Your task -> Produce an exact transcription of the listing below, omitting the pictures.

Recorded information ->
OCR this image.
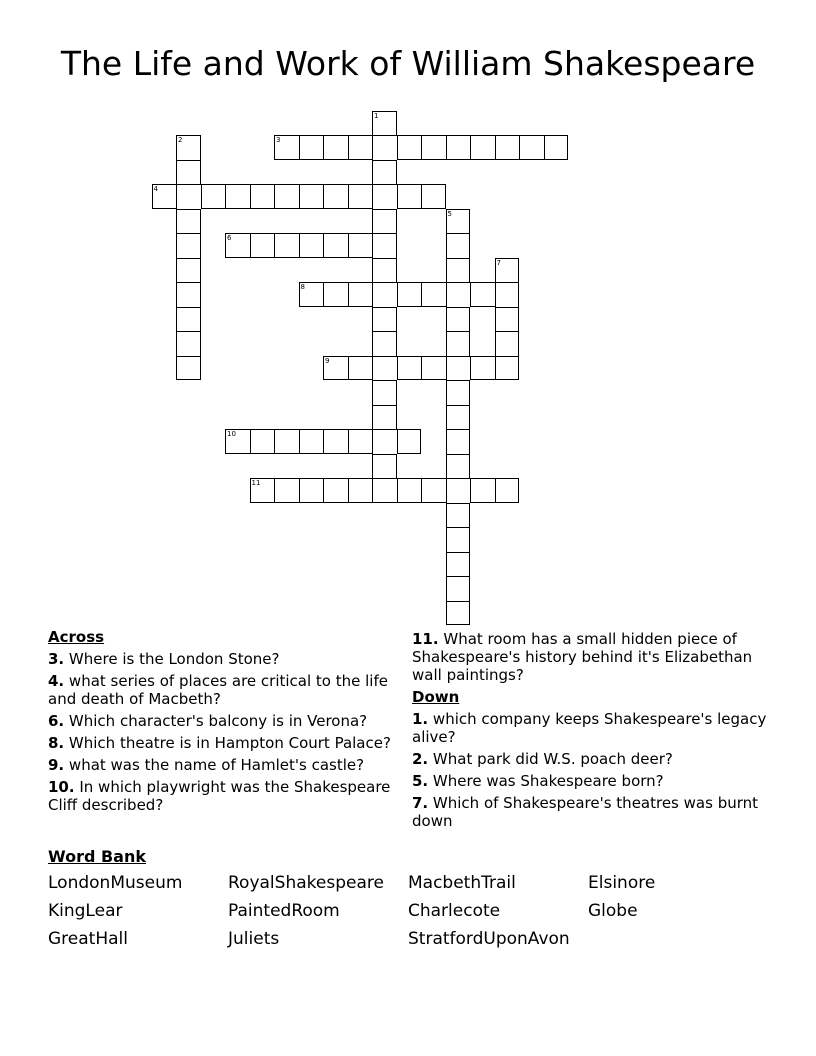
The Life and Work of William Shakespeare
1
2	3
4
5
6
7
8
9
10
11
Across
3. Where is the London Stone?
4. what series of places are critical to the life and death of Macbeth?
6. Which character's balcony is in Verona?
8. Which theatre is in Hampton Court Palace?
9. what was the name of Hamlet's castle?
10. In which playwright was the Shakespeare Cliff described?
11. What room has a small hidden piece of Shakespeare's history behind it's Elizabethan wall paintings?
Down
1. which company keeps Shakespeare's legacy alive?
2. What park did W.S. poach deer?
5. Where was Shakespeare born?
7. Which of Shakespeare's theatres was burnt down
Word Bank
LondonMuseum	RoyalShakespeare	MacbethTrail	Elsinore
KingLear	PaintedRoom	Charlecote	Globe
GreatHall	Juliets	StratfordUponAvon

Complete response ->
OCR this image.
The Life and Work of William Shakespeare
1
2	3
4
5
6
7
8
9
10
11
Across
3. Where is the London Stone?
4. what series of places are critical to the life and death of Macbeth?
6. Which character's balcony is in Verona?
8. Which theatre is in Hampton Court Palace?
9. what was the name of Hamlet's castle?
10. In which playwright was the Shakespeare Cliff described?
11. What room has a small hidden piece of Shakespeare's history behind it's Elizabethan wall paintings?
Down
1. which company keeps Shakespeare's legacy alive?
2. What park did W.S. poach deer?
5. Where was Shakespeare born?
7. Which of Shakespeare's theatres was burnt down
Word Bank
LondonMuseum	RoyalShakespeare	MacbethTrail	Elsinore
KingLear	PaintedRoom	Charlecote	Globe
GreatHall	Juliets	StratfordUponAvon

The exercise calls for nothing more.